### What needs to be done:
Copy out every line in the entries below that includes "billions".

### Records supplied:
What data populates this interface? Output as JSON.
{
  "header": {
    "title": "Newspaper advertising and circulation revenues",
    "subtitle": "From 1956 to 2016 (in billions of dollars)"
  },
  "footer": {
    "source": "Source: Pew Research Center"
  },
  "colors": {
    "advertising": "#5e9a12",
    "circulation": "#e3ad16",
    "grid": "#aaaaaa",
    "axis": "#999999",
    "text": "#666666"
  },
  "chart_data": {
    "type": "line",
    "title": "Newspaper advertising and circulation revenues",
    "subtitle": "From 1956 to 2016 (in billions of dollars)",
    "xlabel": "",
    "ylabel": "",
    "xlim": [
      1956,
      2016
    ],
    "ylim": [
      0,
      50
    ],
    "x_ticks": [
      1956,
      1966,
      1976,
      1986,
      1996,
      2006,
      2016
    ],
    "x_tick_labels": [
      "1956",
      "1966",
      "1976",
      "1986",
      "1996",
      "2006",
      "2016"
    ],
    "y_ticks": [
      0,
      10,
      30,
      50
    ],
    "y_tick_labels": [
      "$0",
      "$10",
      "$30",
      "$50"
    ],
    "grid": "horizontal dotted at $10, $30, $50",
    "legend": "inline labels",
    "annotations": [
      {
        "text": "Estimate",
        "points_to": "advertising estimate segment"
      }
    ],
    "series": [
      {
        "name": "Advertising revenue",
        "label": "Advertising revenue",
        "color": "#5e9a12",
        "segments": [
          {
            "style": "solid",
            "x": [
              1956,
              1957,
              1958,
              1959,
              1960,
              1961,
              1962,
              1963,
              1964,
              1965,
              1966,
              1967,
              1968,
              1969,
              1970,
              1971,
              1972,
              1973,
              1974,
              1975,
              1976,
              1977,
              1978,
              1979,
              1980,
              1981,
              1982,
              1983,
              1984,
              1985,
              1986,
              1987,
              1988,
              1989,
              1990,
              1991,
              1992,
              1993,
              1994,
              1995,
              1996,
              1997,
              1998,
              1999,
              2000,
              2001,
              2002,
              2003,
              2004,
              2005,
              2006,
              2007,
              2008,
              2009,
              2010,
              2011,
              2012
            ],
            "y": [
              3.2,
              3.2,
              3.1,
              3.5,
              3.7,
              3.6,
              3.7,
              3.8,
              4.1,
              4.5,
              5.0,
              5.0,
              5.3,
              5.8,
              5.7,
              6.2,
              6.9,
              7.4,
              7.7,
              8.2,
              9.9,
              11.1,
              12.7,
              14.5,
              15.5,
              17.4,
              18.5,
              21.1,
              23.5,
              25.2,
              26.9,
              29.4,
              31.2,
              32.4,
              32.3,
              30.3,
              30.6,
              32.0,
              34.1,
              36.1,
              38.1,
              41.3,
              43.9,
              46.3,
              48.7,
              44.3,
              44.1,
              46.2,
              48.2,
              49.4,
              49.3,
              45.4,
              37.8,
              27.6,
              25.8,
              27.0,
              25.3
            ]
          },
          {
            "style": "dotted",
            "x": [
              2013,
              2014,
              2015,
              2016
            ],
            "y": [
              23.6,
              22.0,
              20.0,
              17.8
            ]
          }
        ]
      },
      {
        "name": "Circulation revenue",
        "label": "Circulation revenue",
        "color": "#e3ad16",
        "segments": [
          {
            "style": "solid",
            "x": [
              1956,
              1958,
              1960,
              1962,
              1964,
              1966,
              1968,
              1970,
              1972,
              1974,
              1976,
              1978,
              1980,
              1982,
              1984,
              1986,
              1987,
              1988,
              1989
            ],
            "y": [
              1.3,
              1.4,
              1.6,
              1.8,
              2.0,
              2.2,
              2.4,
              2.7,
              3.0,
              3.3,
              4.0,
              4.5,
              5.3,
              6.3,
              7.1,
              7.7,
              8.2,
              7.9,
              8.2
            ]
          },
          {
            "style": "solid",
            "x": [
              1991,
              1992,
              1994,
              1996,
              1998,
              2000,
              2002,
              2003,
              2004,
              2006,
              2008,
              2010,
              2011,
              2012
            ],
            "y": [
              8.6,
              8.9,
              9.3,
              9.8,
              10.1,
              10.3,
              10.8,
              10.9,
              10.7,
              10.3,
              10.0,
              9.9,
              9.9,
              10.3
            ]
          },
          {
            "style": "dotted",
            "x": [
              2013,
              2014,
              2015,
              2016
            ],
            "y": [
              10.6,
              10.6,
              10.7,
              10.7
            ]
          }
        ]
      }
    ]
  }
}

### Task answer:
    "subtitle": "From 1956 to 2016 (in billions of dollars)"
    "subtitle": "From 1956 to 2016 (in billions of dollars)",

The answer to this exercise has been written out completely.